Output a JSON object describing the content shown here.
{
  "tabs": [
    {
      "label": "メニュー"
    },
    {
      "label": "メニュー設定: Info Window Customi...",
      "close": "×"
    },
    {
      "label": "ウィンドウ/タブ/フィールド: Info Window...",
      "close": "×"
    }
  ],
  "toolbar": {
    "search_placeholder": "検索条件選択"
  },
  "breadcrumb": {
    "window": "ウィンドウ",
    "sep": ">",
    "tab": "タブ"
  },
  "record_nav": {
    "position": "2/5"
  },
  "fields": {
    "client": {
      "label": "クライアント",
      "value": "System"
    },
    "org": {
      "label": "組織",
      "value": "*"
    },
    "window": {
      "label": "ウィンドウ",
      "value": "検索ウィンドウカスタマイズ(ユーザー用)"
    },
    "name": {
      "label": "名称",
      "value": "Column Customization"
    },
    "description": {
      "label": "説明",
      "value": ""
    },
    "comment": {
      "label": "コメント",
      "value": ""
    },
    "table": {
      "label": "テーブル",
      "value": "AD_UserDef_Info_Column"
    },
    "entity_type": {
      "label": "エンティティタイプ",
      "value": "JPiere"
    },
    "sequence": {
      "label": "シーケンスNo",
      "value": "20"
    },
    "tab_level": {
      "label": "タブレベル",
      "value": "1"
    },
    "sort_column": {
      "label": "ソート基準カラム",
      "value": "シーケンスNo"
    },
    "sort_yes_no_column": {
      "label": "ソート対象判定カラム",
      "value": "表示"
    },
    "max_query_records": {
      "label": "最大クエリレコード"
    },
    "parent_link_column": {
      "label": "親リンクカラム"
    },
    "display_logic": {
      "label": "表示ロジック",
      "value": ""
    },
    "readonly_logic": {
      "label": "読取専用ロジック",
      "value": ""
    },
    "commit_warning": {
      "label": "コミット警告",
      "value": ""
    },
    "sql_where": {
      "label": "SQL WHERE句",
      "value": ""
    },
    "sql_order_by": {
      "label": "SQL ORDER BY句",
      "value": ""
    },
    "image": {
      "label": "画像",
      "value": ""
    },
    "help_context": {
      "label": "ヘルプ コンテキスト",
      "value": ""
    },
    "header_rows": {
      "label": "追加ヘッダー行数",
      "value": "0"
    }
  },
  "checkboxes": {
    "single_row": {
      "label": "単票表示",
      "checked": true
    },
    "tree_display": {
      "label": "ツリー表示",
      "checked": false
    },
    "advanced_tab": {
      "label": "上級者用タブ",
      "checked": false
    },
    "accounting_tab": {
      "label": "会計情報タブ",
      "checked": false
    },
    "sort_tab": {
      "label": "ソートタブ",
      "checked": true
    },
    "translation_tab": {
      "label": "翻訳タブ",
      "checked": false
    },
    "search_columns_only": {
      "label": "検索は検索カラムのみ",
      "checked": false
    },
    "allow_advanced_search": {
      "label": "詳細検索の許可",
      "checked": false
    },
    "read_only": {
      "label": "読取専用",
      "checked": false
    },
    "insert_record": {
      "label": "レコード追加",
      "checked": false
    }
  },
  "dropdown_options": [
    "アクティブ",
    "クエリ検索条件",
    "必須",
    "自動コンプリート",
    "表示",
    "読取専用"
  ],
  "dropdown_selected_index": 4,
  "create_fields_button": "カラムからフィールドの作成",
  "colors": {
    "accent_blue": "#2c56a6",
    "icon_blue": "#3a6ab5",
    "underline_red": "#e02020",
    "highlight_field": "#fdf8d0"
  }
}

#### [Aim of the exercise]
Nothing may be left out: return each entry exactly as it reads.

#### [Task output]
Output a JSON object describing the content shown here.
{
  "tabs": [
    {
      "label": "メニュー"
    },
    {
      "label": "メニュー設定: Info Window Customi...",
      "close": "×"
    },
    {
      "label": "ウィンドウ/タブ/フィールド: Info Window...",
      "close": "×"
    }
  ],
  "toolbar": {
    "search_placeholder": "検索条件選択"
  },
  "breadcrumb": {
    "window": "ウィンドウ",
    "sep": ">",
    "tab": "タブ"
  },
  "record_nav": {
    "position": "2/5"
  },
  "fields": {
    "client": {
      "label": "クライアント",
      "value": "System"
    },
    "org": {
      "label": "組織",
      "value": "*"
    },
    "window": {
      "label": "ウィンドウ",
      "value": "検索ウィンドウカスタマイズ(ユーザー用)"
    },
    "name": {
      "label": "名称",
      "value": "Column Customization"
    },
    "description": {
      "label": "説明",
      "value": ""
    },
    "comment": {
      "label": "コメント",
      "value": ""
    },
    "table": {
      "label": "テーブル",
      "value": "AD_UserDef_Info_Column"
    },
    "entity_type": {
      "label": "エンティティタイプ",
      "value": "JPiere"
    },
    "sequence": {
      "label": "シーケンスNo",
      "value": "20"
    },
    "tab_level": {
      "label": "タブレベル",
      "value": "1"
    },
    "sort_column": {
      "label": "ソート基準カラム",
      "value": "シーケンスNo"
    },
    "sort_yes_no_column": {
      "label": "ソート対象判定カラム",
      "value": "表示"
    },
    "max_query_records": {
      "label": "最大クエリレコード"
    },
    "parent_link_column": {
      "label": "親リンクカラム"
    },
    "display_logic": {
      "label": "表示ロジック",
      "value": ""
    },
    "readonly_logic": {
      "label": "読取専用ロジック",
      "value": ""
    },
    "commit_warning": {
      "label": "コミット警告",
      "value": ""
    },
    "sql_where": {
      "label": "SQL WHERE句",
      "value": ""
    },
    "sql_order_by": {
      "label": "SQL ORDER BY句",
      "value": ""
    },
    "image": {
      "label": "画像",
      "value": ""
    },
    "help_context": {
      "label": "ヘルプ コンテキスト",
      "value": ""
    },
    "header_rows": {
      "label": "追加ヘッダー行数",
      "value": "0"
    }
  },
  "checkboxes": {
    "single_row": {
      "label": "単票表示",
      "checked": true
    },
    "tree_display": {
      "label": "ツリー表示",
      "checked": false
    },
    "advanced_tab": {
      "label": "上級者用タブ",
      "checked": false
    },
    "accounting_tab": {
      "label": "会計情報タブ",
      "checked": false
    },
    "sort_tab": {
      "label": "ソートタブ",
      "checked": true
    },
    "translation_tab": {
      "label": "翻訳タブ",
      "checked": false
    },
    "search_columns_only": {
      "label": "検索は検索カラムのみ",
      "checked": false
    },
    "allow_advanced_search": {
      "label": "詳細検索の許可",
      "checked": false
    },
    "read_only": {
      "label": "読取専用",
      "checked": false
    },
    "insert_record": {
      "label": "レコード追加",
      "checked": false
    }
  },
  "dropdown_options": [
    "アクティブ",
    "クエリ検索条件",
    "必須",
    "自動コンプリート",
    "表示",
    "読取専用"
  ],
  "dropdown_selected_index": 4,
  "create_fields_button": "カラムからフィールドの作成",
  "colors": {
    "accent_blue": "#2c56a6",
    "icon_blue": "#3a6ab5",
    "underline_red": "#e02020",
    "highlight_field": "#fdf8d0"
  }
}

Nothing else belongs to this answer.